### [WORK INSTRUCTIONS]
Transcribe the records below in full; pictures stay out of the copy.

┄┄┄┄┄┄┄┄┄┄┄┄┄┄┄┄┄┄┄┄

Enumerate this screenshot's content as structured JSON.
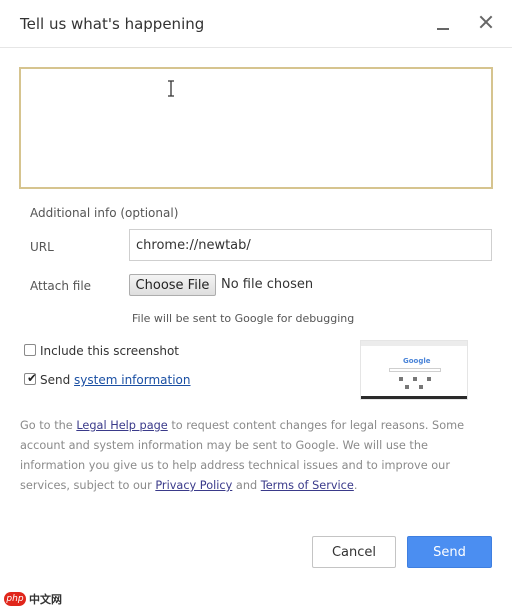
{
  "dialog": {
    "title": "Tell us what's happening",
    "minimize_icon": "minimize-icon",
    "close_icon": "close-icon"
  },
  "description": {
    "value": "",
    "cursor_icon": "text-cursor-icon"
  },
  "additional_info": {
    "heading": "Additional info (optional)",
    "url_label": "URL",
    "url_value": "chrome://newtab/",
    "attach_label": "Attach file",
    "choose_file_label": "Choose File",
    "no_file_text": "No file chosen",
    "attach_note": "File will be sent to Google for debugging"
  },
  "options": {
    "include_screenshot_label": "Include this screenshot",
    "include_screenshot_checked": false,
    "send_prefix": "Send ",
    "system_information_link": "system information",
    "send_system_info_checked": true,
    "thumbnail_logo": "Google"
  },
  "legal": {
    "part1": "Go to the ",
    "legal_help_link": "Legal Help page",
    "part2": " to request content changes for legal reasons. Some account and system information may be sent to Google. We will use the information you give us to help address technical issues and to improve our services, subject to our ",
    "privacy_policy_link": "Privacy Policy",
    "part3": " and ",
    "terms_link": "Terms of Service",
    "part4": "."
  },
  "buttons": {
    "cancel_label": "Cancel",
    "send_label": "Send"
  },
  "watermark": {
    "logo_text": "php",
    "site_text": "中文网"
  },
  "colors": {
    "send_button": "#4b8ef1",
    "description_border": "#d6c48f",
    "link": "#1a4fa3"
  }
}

┄┄┄┄┄┄┄┄┄┄┄┄┄┄┄┄┄┄┄┄

### [SOLVED PROBLEM]
Enumerate this screenshot's content as structured JSON.
{
  "dialog": {
    "title": "Tell us what's happening",
    "minimize_icon": "minimize-icon",
    "close_icon": "close-icon"
  },
  "description": {
    "value": "",
    "cursor_icon": "text-cursor-icon"
  },
  "additional_info": {
    "heading": "Additional info (optional)",
    "url_label": "URL",
    "url_value": "chrome://newtab/",
    "attach_label": "Attach file",
    "choose_file_label": "Choose File",
    "no_file_text": "No file chosen",
    "attach_note": "File will be sent to Google for debugging"
  },
  "options": {
    "include_screenshot_label": "Include this screenshot",
    "include_screenshot_checked": false,
    "send_prefix": "Send ",
    "system_information_link": "system information",
    "send_system_info_checked": true,
    "thumbnail_logo": "Google"
  },
  "legal": {
    "part1": "Go to the ",
    "legal_help_link": "Legal Help page",
    "part2": " to request content changes for legal reasons. Some account and system information may be sent to Google. We will use the information you give us to help address technical issues and to improve our services, subject to our ",
    "privacy_policy_link": "Privacy Policy",
    "part3": " and ",
    "terms_link": "Terms of Service",
    "part4": "."
  },
  "buttons": {
    "cancel_label": "Cancel",
    "send_label": "Send"
  },
  "watermark": {
    "logo_text": "php",
    "site_text": "中文网"
  },
  "colors": {
    "send_button": "#4b8ef1",
    "description_border": "#d6c48f",
    "link": "#1a4fa3"
  }
}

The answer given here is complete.